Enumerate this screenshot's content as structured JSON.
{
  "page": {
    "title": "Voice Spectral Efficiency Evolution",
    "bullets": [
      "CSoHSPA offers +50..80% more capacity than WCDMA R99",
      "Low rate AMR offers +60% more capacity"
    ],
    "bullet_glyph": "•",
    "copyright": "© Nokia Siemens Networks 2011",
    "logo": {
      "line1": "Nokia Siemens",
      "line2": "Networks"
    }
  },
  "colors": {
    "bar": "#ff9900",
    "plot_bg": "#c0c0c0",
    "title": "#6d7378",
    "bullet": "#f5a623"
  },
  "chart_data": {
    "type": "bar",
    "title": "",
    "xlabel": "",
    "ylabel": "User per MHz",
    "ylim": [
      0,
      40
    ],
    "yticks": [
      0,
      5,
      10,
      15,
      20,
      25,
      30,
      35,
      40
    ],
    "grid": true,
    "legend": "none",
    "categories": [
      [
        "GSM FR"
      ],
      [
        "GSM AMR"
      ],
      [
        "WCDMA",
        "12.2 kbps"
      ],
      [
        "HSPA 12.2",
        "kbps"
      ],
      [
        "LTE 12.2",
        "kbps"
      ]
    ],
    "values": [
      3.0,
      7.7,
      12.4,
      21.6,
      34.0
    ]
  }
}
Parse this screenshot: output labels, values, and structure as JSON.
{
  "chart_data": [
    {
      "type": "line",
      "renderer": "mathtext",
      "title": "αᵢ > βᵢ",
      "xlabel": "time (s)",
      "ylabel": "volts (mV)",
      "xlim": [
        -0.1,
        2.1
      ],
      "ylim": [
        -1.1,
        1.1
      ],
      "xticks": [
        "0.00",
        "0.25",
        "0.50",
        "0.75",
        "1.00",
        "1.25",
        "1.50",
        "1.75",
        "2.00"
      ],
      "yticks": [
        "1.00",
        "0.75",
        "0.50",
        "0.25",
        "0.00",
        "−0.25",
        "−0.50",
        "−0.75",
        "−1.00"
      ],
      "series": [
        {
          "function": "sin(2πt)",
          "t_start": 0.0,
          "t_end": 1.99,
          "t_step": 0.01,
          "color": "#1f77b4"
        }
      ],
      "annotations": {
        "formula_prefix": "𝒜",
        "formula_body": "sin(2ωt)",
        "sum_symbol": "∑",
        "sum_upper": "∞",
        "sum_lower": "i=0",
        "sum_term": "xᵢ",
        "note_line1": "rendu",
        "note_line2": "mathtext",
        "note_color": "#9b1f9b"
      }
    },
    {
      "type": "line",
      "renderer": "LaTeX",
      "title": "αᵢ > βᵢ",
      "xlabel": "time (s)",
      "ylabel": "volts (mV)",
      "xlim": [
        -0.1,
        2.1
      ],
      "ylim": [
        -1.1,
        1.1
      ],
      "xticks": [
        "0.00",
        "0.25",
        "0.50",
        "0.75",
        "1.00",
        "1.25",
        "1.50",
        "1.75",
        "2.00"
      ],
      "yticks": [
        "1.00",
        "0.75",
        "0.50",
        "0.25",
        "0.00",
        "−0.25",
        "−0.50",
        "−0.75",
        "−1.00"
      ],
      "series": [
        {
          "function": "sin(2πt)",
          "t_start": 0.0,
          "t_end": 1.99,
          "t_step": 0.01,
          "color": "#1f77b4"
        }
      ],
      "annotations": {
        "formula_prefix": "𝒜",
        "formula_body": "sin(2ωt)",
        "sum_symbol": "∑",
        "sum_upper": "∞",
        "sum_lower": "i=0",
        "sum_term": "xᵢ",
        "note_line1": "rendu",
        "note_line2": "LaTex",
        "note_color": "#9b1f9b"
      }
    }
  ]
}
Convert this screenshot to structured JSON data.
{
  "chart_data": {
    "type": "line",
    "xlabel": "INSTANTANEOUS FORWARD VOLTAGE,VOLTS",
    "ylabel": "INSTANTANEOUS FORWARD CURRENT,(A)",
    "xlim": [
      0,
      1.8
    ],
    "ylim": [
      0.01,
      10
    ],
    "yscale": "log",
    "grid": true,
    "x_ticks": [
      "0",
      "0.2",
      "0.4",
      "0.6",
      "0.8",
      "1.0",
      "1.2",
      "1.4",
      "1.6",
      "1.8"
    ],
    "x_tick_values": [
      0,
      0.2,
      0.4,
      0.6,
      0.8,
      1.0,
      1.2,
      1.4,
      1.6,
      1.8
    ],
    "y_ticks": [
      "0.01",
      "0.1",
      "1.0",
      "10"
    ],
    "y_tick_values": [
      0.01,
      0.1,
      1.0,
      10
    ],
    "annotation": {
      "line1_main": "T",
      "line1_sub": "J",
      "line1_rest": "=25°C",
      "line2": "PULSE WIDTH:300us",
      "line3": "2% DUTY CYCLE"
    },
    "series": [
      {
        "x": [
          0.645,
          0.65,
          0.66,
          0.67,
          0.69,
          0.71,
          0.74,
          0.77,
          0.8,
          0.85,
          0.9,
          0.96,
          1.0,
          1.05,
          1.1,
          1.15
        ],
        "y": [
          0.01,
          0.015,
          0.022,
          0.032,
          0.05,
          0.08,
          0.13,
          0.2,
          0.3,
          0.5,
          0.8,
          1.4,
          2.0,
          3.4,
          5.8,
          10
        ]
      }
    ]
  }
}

┄┄┄┄┄┄┄┄┄┄┄┄┄┄┄┄┄┄┄┄

Quote the listing in full, please, keeping every line exact.

### TASK RESPONSE
Enumerate this screenshot's content as structured JSON.
{
  "page": {
    "title": "Voice Spectral Efficiency Evolution",
    "bullets": [
      "CSoHSPA offers +50..80% more capacity than WCDMA R99",
      "Low rate AMR offers +60% more capacity"
    ],
    "bullet_glyph": "•",
    "copyright": "© Nokia Siemens Networks 2011",
    "logo": {
      "line1": "Nokia Siemens",
      "line2": "Networks"
    }
  },
  "colors": {
    "bar": "#ff9900",
    "plot_bg": "#c0c0c0",
    "title": "#6d7378",
    "bullet": "#f5a623"
  },
  "chart_data": {
    "type": "bar",
    "title": "",
    "xlabel": "",
    "ylabel": "User per MHz",
    "ylim": [
      0,
      40
    ],
    "yticks": [
      0,
      5,
      10,
      15,
      20,
      25,
      30,
      35,
      40
    ],
    "grid": true,
    "legend": "none",
    "categories": [
      [
        "GSM FR"
      ],
      [
        "GSM AMR"
      ],
      [
        "WCDMA",
        "12.2 kbps"
      ],
      [
        "HSPA 12.2",
        "kbps"
      ],
      [
        "LTE 12.2",
        "kbps"
      ]
    ],
    "values": [
      3.0,
      7.7,
      12.4,
      21.6,
      34.0
    ]
  }
}
Parse this screenshot: output labels, values, and structure as JSON.
{
  "chart_data": [
    {
      "type": "line",
      "renderer": "mathtext",
      "title": "αᵢ > βᵢ",
      "xlabel": "time (s)",
      "ylabel": "volts (mV)",
      "xlim": [
        -0.1,
        2.1
      ],
      "ylim": [
        -1.1,
        1.1
      ],
      "xticks": [
        "0.00",
        "0.25",
        "0.50",
        "0.75",
        "1.00",
        "1.25",
        "1.50",
        "1.75",
        "2.00"
      ],
      "yticks": [
        "1.00",
        "0.75",
        "0.50",
        "0.25",
        "0.00",
        "−0.25",
        "−0.50",
        "−0.75",
        "−1.00"
      ],
      "series": [
        {
          "function": "sin(2πt)",
          "t_start": 0.0,
          "t_end": 1.99,
          "t_step": 0.01,
          "color": "#1f77b4"
        }
      ],
      "annotations": {
        "formula_prefix": "𝒜",
        "formula_body": "sin(2ωt)",
        "sum_symbol": "∑",
        "sum_upper": "∞",
        "sum_lower": "i=0",
        "sum_term": "xᵢ",
        "note_line1": "rendu",
        "note_line2": "mathtext",
        "note_color": "#9b1f9b"
      }
    },
    {
      "type": "line",
      "renderer": "LaTeX",
      "title": "αᵢ > βᵢ",
      "xlabel": "time (s)",
      "ylabel": "volts (mV)",
      "xlim": [
        -0.1,
        2.1
      ],
      "ylim": [
        -1.1,
        1.1
      ],
      "xticks": [
        "0.00",
        "0.25",
        "0.50",
        "0.75",
        "1.00",
        "1.25",
        "1.50",
        "1.75",
        "2.00"
      ],
      "yticks": [
        "1.00",
        "0.75",
        "0.50",
        "0.25",
        "0.00",
        "−0.25",
        "−0.50",
        "−0.75",
        "−1.00"
      ],
      "series": [
        {
          "function": "sin(2πt)",
          "t_start": 0.0,
          "t_end": 1.99,
          "t_step": 0.01,
          "color": "#1f77b4"
        }
      ],
      "annotations": {
        "formula_prefix": "𝒜",
        "formula_body": "sin(2ωt)",
        "sum_symbol": "∑",
        "sum_upper": "∞",
        "sum_lower": "i=0",
        "sum_term": "xᵢ",
        "note_line1": "rendu",
        "note_line2": "LaTex",
        "note_color": "#9b1f9b"
      }
    }
  ]
}
Convert this screenshot to structured JSON data.
{
  "chart_data": {
    "type": "line",
    "xlabel": "INSTANTANEOUS FORWARD VOLTAGE,VOLTS",
    "ylabel": "INSTANTANEOUS FORWARD CURRENT,(A)",
    "xlim": [
      0,
      1.8
    ],
    "ylim": [
      0.01,
      10
    ],
    "yscale": "log",
    "grid": true,
    "x_ticks": [
      "0",
      "0.2",
      "0.4",
      "0.6",
      "0.8",
      "1.0",
      "1.2",
      "1.4",
      "1.6",
      "1.8"
    ],
    "x_tick_values": [
      0,
      0.2,
      0.4,
      0.6,
      0.8,
      1.0,
      1.2,
      1.4,
      1.6,
      1.8
    ],
    "y_ticks": [
      "0.01",
      "0.1",
      "1.0",
      "10"
    ],
    "y_tick_values": [
      0.01,
      0.1,
      1.0,
      10
    ],
    "annotation": {
      "line1_main": "T",
      "line1_sub": "J",
      "line1_rest": "=25°C",
      "line2": "PULSE WIDTH:300us",
      "line3": "2% DUTY CYCLE"
    },
    "series": [
      {
        "x": [
          0.645,
          0.65,
          0.66,
          0.67,
          0.69,
          0.71,
          0.74,
          0.77,
          0.8,
          0.85,
          0.9,
          0.96,
          1.0,
          1.05,
          1.1,
          1.15
        ],
        "y": [
          0.01,
          0.015,
          0.022,
          0.032,
          0.05,
          0.08,
          0.13,
          0.2,
          0.3,
          0.5,
          0.8,
          1.4,
          2.0,
          3.4,
          5.8,
          10
        ]
      }
    ]
  }
}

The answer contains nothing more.